In the entries that follow, find the word "lotniczy" and report each line it is on.

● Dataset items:
╭──

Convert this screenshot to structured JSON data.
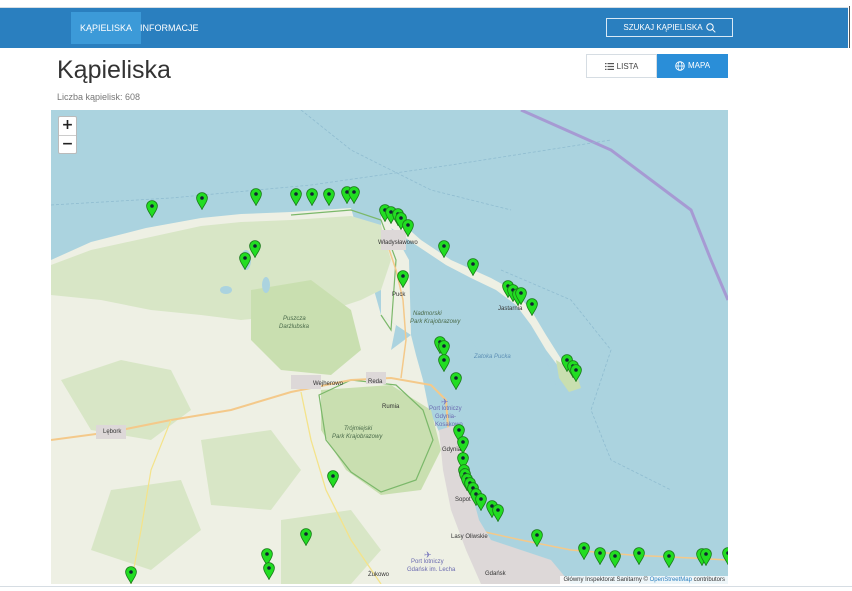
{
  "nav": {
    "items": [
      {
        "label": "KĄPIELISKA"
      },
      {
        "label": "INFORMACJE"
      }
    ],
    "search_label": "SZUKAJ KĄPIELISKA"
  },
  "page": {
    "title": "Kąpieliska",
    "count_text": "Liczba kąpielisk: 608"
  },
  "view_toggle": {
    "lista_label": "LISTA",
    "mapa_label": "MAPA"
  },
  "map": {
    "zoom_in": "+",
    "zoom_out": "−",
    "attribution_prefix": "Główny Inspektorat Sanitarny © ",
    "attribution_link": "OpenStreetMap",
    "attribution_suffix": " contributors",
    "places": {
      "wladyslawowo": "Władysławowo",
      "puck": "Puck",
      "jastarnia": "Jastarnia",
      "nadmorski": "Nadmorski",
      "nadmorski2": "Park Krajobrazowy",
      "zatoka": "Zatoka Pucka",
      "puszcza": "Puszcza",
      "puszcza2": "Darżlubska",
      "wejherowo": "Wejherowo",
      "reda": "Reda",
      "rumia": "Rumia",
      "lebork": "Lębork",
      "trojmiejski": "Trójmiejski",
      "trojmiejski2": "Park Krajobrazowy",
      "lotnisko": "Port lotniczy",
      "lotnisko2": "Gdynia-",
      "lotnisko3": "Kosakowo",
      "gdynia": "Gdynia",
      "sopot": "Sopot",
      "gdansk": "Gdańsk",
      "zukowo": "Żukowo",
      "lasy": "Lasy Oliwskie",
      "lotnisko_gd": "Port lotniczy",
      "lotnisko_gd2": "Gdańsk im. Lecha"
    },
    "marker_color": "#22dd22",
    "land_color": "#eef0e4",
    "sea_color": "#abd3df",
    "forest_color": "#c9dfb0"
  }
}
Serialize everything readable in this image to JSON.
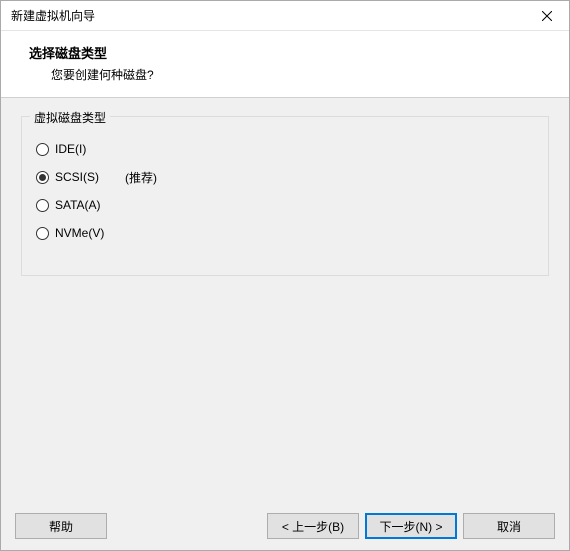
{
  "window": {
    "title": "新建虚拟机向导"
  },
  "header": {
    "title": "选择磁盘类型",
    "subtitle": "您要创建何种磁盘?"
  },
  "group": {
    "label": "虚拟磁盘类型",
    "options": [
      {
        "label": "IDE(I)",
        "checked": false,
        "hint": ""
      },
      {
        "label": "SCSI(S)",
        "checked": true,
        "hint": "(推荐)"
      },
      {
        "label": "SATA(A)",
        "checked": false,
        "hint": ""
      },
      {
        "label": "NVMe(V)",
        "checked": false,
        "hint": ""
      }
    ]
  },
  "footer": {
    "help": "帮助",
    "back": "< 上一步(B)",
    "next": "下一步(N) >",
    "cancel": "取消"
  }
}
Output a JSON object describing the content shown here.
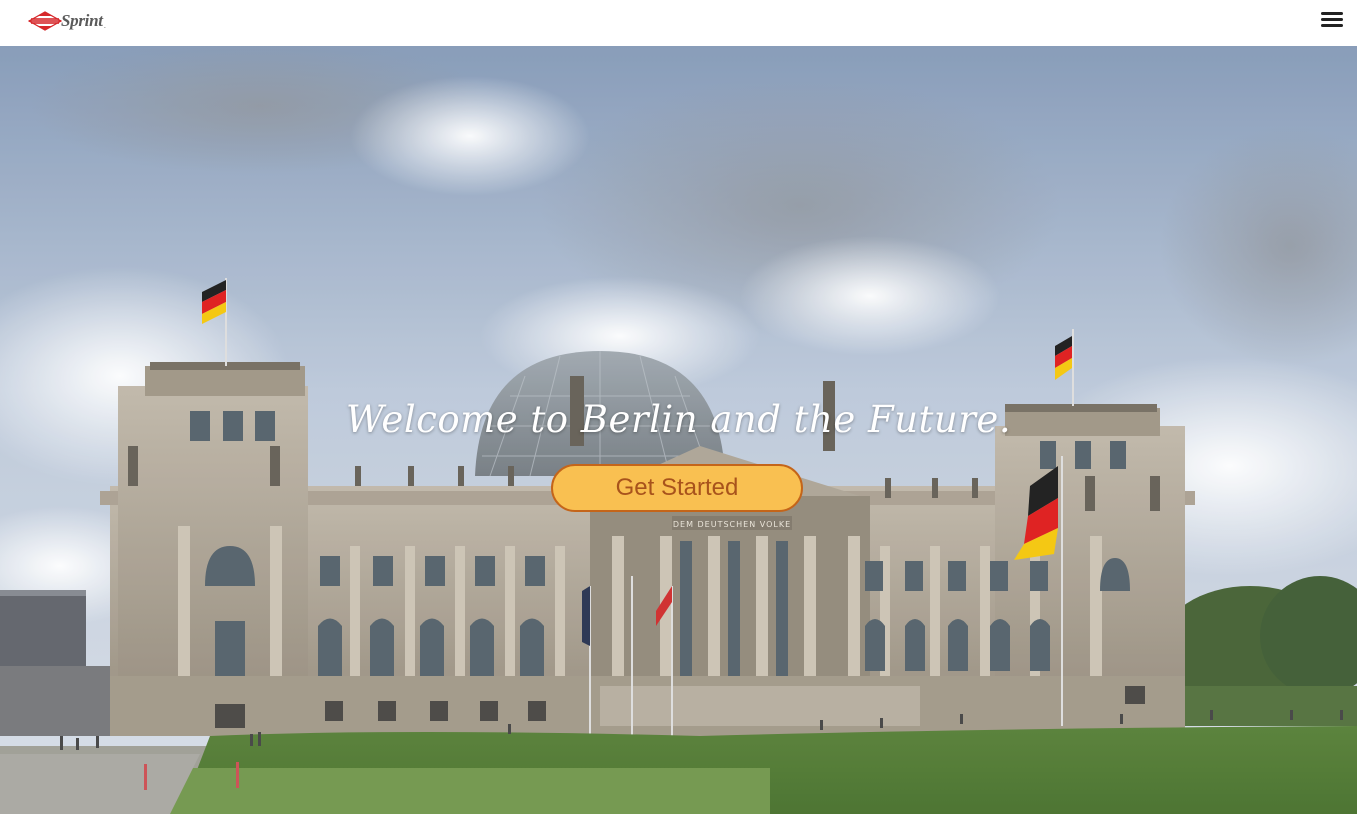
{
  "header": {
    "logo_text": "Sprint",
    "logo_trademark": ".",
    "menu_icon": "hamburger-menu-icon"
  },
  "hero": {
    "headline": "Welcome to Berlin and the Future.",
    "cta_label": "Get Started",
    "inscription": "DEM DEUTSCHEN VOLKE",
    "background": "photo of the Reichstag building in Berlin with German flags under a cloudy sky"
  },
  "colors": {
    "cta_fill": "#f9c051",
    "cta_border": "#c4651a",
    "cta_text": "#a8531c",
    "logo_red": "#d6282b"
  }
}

╰──
╭──

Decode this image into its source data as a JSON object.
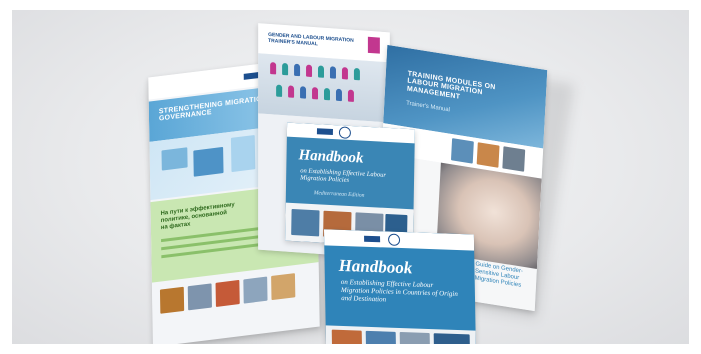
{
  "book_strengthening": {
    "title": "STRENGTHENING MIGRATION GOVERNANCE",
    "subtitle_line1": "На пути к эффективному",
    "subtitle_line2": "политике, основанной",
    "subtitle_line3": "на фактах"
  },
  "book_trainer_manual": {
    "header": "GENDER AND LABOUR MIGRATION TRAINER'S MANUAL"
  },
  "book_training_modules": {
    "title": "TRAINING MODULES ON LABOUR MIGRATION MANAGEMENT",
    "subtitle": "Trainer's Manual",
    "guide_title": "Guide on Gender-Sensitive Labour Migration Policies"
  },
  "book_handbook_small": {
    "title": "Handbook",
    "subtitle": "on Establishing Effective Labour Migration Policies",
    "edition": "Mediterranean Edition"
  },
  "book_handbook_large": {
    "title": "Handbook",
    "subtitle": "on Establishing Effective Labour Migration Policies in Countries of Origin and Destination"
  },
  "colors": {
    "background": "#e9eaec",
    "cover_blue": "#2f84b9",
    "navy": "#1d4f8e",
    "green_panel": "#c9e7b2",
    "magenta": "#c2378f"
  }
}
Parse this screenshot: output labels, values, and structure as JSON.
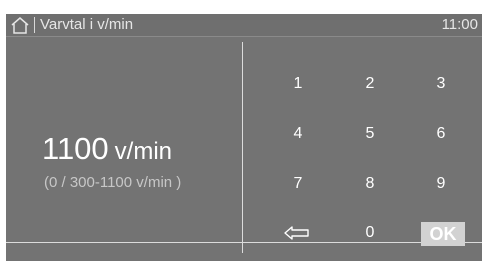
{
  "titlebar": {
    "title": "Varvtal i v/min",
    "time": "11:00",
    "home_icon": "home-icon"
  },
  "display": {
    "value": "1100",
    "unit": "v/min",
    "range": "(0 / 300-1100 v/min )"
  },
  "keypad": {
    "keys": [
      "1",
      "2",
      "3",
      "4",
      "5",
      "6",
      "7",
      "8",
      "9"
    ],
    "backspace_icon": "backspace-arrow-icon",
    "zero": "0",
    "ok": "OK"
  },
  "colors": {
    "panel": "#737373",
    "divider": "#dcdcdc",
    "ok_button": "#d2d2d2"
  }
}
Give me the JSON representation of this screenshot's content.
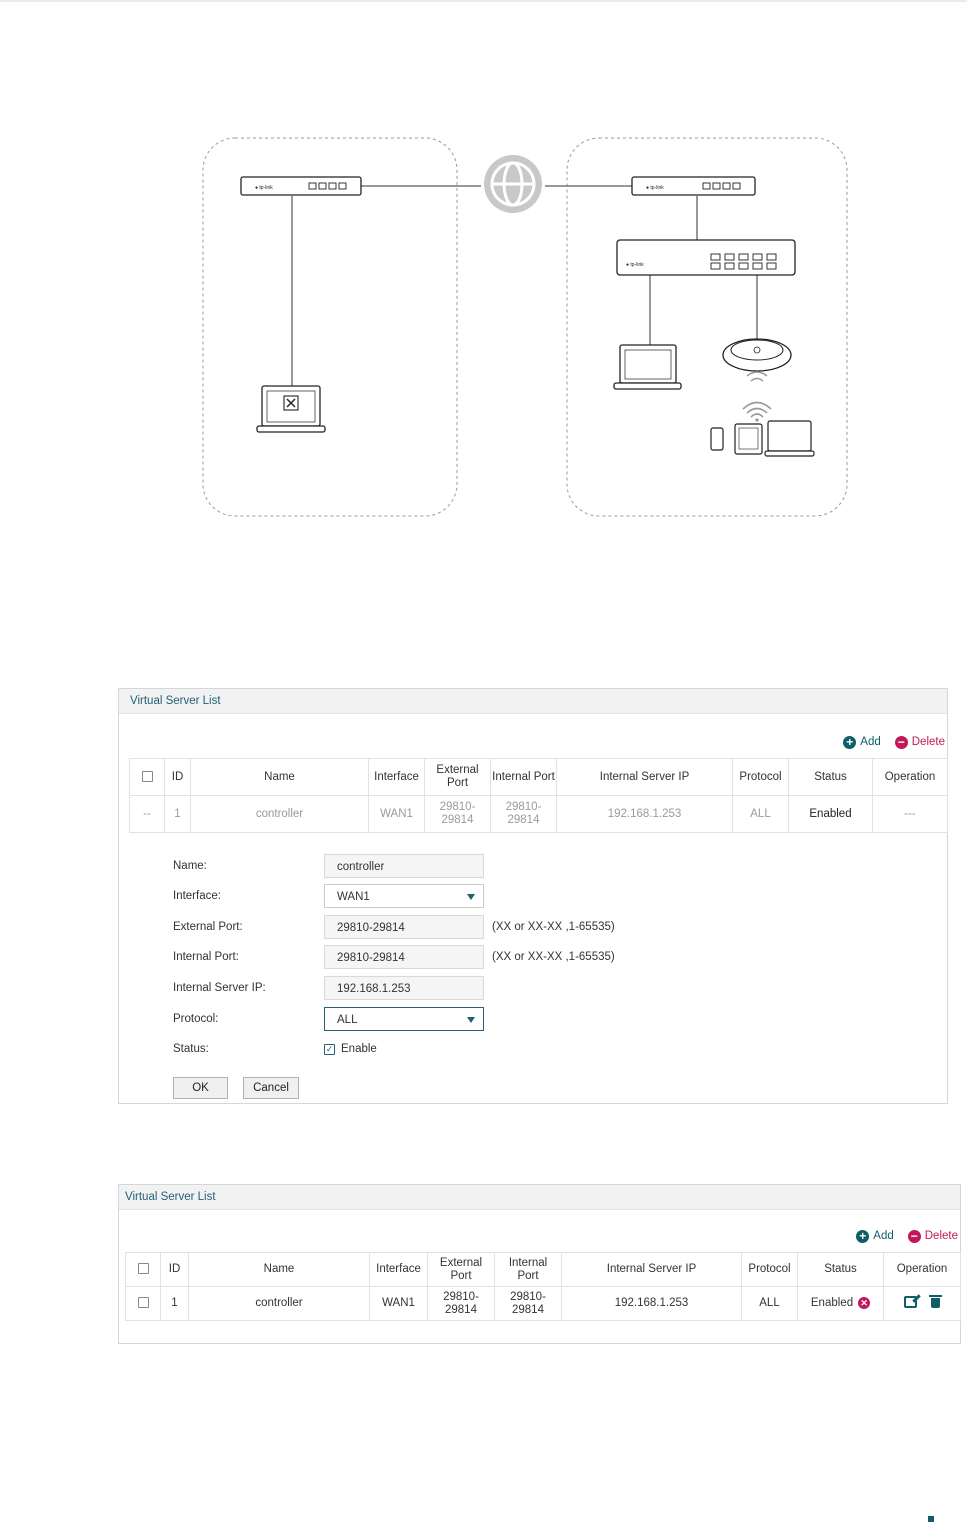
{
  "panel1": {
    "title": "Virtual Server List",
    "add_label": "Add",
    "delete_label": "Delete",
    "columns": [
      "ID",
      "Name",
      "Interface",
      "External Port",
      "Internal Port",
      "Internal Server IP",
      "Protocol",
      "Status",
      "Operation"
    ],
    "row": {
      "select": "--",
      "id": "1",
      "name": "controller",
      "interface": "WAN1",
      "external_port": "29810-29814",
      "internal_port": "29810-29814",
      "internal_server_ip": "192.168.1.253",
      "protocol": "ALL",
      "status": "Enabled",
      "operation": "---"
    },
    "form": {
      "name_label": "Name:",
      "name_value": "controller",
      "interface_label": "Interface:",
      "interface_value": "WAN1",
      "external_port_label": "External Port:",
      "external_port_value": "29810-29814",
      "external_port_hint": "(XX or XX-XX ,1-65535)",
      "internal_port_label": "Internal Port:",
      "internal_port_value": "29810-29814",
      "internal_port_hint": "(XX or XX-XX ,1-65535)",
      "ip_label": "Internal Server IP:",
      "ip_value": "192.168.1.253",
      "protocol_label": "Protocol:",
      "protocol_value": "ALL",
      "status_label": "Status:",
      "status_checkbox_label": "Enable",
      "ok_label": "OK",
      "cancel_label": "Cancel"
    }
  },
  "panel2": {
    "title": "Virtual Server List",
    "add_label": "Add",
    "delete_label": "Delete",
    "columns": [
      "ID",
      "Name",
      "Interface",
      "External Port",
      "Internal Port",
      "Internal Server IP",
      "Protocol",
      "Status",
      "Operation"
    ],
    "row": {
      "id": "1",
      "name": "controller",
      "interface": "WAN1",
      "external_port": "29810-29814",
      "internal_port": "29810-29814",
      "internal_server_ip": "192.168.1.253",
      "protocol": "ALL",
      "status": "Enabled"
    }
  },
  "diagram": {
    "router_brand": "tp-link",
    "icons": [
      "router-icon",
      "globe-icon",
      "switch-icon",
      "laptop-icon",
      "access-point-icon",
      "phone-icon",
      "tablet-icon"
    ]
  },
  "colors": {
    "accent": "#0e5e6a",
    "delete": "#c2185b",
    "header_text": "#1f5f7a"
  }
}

╰──

● Task result:
      "lotnisko": "Port lotniczy",
      "lotnisko_gd": "Port lotniczy",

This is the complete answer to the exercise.